▶ [Records shown]:
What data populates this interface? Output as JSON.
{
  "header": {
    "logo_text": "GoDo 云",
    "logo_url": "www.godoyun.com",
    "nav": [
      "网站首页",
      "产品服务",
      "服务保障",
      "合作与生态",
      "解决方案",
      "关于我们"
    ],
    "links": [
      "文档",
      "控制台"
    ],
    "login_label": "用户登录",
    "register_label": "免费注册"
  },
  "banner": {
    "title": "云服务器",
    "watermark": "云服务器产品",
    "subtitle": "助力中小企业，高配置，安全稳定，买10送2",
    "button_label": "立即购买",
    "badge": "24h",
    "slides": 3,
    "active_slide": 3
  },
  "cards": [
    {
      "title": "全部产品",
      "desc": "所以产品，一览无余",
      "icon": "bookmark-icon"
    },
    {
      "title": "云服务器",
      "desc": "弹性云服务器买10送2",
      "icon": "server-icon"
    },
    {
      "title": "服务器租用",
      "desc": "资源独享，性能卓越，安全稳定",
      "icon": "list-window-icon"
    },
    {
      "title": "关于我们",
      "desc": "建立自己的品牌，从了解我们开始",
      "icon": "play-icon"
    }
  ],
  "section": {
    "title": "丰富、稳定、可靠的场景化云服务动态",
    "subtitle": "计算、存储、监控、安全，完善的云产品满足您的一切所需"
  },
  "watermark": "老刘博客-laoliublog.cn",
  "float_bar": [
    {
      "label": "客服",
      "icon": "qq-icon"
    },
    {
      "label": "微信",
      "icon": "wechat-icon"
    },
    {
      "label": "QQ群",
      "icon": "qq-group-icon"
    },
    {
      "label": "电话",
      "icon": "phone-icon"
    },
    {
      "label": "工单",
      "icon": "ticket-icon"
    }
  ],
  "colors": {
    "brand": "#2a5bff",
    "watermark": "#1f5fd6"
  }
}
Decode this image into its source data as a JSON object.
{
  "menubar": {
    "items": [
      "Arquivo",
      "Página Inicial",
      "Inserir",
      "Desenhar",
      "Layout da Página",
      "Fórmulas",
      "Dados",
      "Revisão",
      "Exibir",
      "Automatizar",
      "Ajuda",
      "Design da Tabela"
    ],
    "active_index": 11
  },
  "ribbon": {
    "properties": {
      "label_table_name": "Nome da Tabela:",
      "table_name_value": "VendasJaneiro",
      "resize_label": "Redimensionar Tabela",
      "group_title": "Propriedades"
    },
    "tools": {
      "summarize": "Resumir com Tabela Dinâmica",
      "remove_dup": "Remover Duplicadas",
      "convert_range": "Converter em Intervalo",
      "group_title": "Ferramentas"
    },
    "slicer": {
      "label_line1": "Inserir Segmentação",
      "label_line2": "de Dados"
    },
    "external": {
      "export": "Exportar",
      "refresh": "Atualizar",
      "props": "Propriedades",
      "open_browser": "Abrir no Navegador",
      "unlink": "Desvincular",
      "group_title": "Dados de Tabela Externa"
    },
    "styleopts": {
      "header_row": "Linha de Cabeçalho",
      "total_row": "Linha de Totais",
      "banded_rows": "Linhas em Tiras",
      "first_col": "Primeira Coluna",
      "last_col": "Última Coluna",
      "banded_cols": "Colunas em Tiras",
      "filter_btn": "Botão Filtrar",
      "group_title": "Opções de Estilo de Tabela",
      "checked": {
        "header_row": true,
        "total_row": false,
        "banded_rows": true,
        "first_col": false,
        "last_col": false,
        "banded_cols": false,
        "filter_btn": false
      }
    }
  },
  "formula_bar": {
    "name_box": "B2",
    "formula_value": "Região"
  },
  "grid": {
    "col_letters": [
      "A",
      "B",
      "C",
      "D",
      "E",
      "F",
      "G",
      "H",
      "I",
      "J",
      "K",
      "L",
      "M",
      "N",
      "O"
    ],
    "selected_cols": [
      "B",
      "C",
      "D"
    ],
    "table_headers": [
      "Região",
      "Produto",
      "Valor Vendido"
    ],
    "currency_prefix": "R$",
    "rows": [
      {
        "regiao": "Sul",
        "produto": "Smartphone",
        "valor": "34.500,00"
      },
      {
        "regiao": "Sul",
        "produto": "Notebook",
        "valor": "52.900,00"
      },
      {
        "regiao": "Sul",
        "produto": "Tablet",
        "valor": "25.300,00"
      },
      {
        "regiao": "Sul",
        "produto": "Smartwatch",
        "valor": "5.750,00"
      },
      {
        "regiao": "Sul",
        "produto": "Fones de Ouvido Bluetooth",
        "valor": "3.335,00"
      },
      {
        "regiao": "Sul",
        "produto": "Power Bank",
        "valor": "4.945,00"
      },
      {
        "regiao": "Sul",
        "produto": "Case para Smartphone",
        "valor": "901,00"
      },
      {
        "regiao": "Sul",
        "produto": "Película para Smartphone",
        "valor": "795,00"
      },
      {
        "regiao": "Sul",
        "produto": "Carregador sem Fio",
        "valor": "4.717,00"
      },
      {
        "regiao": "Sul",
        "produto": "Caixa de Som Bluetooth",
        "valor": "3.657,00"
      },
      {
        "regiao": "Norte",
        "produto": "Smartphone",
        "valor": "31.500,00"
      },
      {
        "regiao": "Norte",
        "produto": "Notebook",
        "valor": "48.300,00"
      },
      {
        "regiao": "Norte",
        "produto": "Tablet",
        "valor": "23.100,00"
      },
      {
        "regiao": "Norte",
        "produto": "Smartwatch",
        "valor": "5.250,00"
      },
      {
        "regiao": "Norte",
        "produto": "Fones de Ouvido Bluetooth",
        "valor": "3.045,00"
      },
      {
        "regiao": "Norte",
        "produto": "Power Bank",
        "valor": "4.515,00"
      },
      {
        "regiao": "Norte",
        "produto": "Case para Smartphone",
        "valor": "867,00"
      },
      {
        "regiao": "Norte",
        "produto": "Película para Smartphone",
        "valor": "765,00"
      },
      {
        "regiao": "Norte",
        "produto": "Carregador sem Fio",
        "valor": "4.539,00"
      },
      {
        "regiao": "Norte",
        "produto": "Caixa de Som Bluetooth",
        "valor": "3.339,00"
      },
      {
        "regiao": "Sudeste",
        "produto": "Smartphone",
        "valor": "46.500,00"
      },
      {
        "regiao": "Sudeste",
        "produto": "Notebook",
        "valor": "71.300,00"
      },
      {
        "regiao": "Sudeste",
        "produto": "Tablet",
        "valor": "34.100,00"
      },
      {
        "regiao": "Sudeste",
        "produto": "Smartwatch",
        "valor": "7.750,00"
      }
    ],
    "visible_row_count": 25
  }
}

▶ [Task description]: Repeat the entries above exactly, leaving nothing out.

▶ [Exercise answer]:
What data populates this interface? Output as JSON.
{
  "header": {
    "logo_text": "GoDo 云",
    "logo_url": "www.godoyun.com",
    "nav": [
      "网站首页",
      "产品服务",
      "服务保障",
      "合作与生态",
      "解决方案",
      "关于我们"
    ],
    "links": [
      "文档",
      "控制台"
    ],
    "login_label": "用户登录",
    "register_label": "免费注册"
  },
  "banner": {
    "title": "云服务器",
    "watermark": "云服务器产品",
    "subtitle": "助力中小企业，高配置，安全稳定，买10送2",
    "button_label": "立即购买",
    "badge": "24h",
    "slides": 3,
    "active_slide": 3
  },
  "cards": [
    {
      "title": "全部产品",
      "desc": "所以产品，一览无余",
      "icon": "bookmark-icon"
    },
    {
      "title": "云服务器",
      "desc": "弹性云服务器买10送2",
      "icon": "server-icon"
    },
    {
      "title": "服务器租用",
      "desc": "资源独享，性能卓越，安全稳定",
      "icon": "list-window-icon"
    },
    {
      "title": "关于我们",
      "desc": "建立自己的品牌，从了解我们开始",
      "icon": "play-icon"
    }
  ],
  "section": {
    "title": "丰富、稳定、可靠的场景化云服务动态",
    "subtitle": "计算、存储、监控、安全，完善的云产品满足您的一切所需"
  },
  "watermark": "老刘博客-laoliublog.cn",
  "float_bar": [
    {
      "label": "客服",
      "icon": "qq-icon"
    },
    {
      "label": "微信",
      "icon": "wechat-icon"
    },
    {
      "label": "QQ群",
      "icon": "qq-group-icon"
    },
    {
      "label": "电话",
      "icon": "phone-icon"
    },
    {
      "label": "工单",
      "icon": "ticket-icon"
    }
  ],
  "colors": {
    "brand": "#2a5bff",
    "watermark": "#1f5fd6"
  }
}
Decode this image into its source data as a JSON object.
{
  "menubar": {
    "items": [
      "Arquivo",
      "Página Inicial",
      "Inserir",
      "Desenhar",
      "Layout da Página",
      "Fórmulas",
      "Dados",
      "Revisão",
      "Exibir",
      "Automatizar",
      "Ajuda",
      "Design da Tabela"
    ],
    "active_index": 11
  },
  "ribbon": {
    "properties": {
      "label_table_name": "Nome da Tabela:",
      "table_name_value": "VendasJaneiro",
      "resize_label": "Redimensionar Tabela",
      "group_title": "Propriedades"
    },
    "tools": {
      "summarize": "Resumir com Tabela Dinâmica",
      "remove_dup": "Remover Duplicadas",
      "convert_range": "Converter em Intervalo",
      "group_title": "Ferramentas"
    },
    "slicer": {
      "label_line1": "Inserir Segmentação",
      "label_line2": "de Dados"
    },
    "external": {
      "export": "Exportar",
      "refresh": "Atualizar",
      "props": "Propriedades",
      "open_browser": "Abrir no Navegador",
      "unlink": "Desvincular",
      "group_title": "Dados de Tabela Externa"
    },
    "styleopts": {
      "header_row": "Linha de Cabeçalho",
      "total_row": "Linha de Totais",
      "banded_rows": "Linhas em Tiras",
      "first_col": "Primeira Coluna",
      "last_col": "Última Coluna",
      "banded_cols": "Colunas em Tiras",
      "filter_btn": "Botão Filtrar",
      "group_title": "Opções de Estilo de Tabela",
      "checked": {
        "header_row": true,
        "total_row": false,
        "banded_rows": true,
        "first_col": false,
        "last_col": false,
        "banded_cols": false,
        "filter_btn": false
      }
    }
  },
  "formula_bar": {
    "name_box": "B2",
    "formula_value": "Região"
  },
  "grid": {
    "col_letters": [
      "A",
      "B",
      "C",
      "D",
      "E",
      "F",
      "G",
      "H",
      "I",
      "J",
      "K",
      "L",
      "M",
      "N",
      "O"
    ],
    "selected_cols": [
      "B",
      "C",
      "D"
    ],
    "table_headers": [
      "Região",
      "Produto",
      "Valor Vendido"
    ],
    "currency_prefix": "R$",
    "rows": [
      {
        "regiao": "Sul",
        "produto": "Smartphone",
        "valor": "34.500,00"
      },
      {
        "regiao": "Sul",
        "produto": "Notebook",
        "valor": "52.900,00"
      },
      {
        "regiao": "Sul",
        "produto": "Tablet",
        "valor": "25.300,00"
      },
      {
        "regiao": "Sul",
        "produto": "Smartwatch",
        "valor": "5.750,00"
      },
      {
        "regiao": "Sul",
        "produto": "Fones de Ouvido Bluetooth",
        "valor": "3.335,00"
      },
      {
        "regiao": "Sul",
        "produto": "Power Bank",
        "valor": "4.945,00"
      },
      {
        "regiao": "Sul",
        "produto": "Case para Smartphone",
        "valor": "901,00"
      },
      {
        "regiao": "Sul",
        "produto": "Película para Smartphone",
        "valor": "795,00"
      },
      {
        "regiao": "Sul",
        "produto": "Carregador sem Fio",
        "valor": "4.717,00"
      },
      {
        "regiao": "Sul",
        "produto": "Caixa de Som Bluetooth",
        "valor": "3.657,00"
      },
      {
        "regiao": "Norte",
        "produto": "Smartphone",
        "valor": "31.500,00"
      },
      {
        "regiao": "Norte",
        "produto": "Notebook",
        "valor": "48.300,00"
      },
      {
        "regiao": "Norte",
        "produto": "Tablet",
        "valor": "23.100,00"
      },
      {
        "regiao": "Norte",
        "produto": "Smartwatch",
        "valor": "5.250,00"
      },
      {
        "regiao": "Norte",
        "produto": "Fones de Ouvido Bluetooth",
        "valor": "3.045,00"
      },
      {
        "regiao": "Norte",
        "produto": "Power Bank",
        "valor": "4.515,00"
      },
      {
        "regiao": "Norte",
        "produto": "Case para Smartphone",
        "valor": "867,00"
      },
      {
        "regiao": "Norte",
        "produto": "Película para Smartphone",
        "valor": "765,00"
      },
      {
        "regiao": "Norte",
        "produto": "Carregador sem Fio",
        "valor": "4.539,00"
      },
      {
        "regiao": "Norte",
        "produto": "Caixa de Som Bluetooth",
        "valor": "3.339,00"
      },
      {
        "regiao": "Sudeste",
        "produto": "Smartphone",
        "valor": "46.500,00"
      },
      {
        "regiao": "Sudeste",
        "produto": "Notebook",
        "valor": "71.300,00"
      },
      {
        "regiao": "Sudeste",
        "produto": "Tablet",
        "valor": "34.100,00"
      },
      {
        "regiao": "Sudeste",
        "produto": "Smartwatch",
        "valor": "7.750,00"
      }
    ],
    "visible_row_count": 25
  }
}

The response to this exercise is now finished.